◆ Requirement: In the records below, find each line containing the word "text" and copy it.

◆ Records provided:

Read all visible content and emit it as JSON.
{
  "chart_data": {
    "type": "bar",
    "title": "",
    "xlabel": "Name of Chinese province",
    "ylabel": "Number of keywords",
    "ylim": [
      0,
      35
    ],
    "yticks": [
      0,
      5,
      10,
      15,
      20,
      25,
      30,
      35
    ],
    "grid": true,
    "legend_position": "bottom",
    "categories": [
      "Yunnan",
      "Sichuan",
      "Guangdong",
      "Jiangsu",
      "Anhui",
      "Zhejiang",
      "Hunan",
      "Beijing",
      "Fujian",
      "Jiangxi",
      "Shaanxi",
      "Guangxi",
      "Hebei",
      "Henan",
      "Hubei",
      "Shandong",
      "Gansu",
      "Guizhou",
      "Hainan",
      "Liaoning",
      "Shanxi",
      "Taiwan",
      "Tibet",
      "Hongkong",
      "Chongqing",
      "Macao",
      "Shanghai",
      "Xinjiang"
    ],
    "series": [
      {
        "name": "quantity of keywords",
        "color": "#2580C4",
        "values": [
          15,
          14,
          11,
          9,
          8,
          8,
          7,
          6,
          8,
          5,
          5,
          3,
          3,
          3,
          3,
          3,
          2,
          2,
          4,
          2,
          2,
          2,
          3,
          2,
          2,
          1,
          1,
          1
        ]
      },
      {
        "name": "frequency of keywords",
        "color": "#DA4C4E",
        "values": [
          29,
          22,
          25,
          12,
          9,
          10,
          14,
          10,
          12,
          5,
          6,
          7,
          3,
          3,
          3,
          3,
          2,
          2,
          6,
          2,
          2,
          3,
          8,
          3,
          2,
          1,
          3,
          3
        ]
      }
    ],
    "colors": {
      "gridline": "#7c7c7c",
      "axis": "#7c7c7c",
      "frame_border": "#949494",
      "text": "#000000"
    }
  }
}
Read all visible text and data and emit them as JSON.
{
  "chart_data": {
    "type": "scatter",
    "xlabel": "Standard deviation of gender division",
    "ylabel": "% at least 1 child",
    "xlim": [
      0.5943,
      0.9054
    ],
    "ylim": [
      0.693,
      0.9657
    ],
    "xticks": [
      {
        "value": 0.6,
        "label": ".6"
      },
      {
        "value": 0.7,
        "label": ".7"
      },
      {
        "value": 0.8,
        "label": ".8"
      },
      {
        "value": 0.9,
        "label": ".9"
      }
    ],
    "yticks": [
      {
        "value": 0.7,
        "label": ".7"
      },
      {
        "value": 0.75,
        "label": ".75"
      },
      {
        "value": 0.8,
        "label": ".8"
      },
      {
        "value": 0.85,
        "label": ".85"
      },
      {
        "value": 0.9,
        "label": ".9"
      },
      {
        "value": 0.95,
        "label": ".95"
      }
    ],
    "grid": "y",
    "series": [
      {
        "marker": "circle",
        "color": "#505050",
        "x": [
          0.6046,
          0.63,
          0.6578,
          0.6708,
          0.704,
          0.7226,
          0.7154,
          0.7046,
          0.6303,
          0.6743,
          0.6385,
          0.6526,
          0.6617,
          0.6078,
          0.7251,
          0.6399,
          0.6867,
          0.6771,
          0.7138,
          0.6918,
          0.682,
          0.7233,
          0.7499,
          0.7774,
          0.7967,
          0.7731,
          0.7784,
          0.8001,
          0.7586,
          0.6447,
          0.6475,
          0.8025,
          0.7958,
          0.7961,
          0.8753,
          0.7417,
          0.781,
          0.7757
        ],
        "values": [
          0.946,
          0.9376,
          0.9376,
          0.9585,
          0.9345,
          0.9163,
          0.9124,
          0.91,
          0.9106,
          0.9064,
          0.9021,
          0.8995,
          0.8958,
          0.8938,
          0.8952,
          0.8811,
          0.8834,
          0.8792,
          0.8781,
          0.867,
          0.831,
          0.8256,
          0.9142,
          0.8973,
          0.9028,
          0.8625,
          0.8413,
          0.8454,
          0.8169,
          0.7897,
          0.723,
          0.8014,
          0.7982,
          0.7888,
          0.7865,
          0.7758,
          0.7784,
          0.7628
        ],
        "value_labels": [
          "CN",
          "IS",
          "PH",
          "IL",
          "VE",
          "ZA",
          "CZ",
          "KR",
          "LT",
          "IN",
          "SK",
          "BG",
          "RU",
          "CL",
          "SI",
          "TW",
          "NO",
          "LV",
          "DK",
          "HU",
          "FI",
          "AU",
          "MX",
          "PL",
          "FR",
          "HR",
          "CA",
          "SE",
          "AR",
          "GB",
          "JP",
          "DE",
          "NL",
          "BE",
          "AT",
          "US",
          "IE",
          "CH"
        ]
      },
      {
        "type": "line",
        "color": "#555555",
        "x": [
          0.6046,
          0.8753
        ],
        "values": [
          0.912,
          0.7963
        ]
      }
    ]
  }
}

◆ Expected answer:
      "text": "#000000"
Read all visible text and data and emit them as JSON.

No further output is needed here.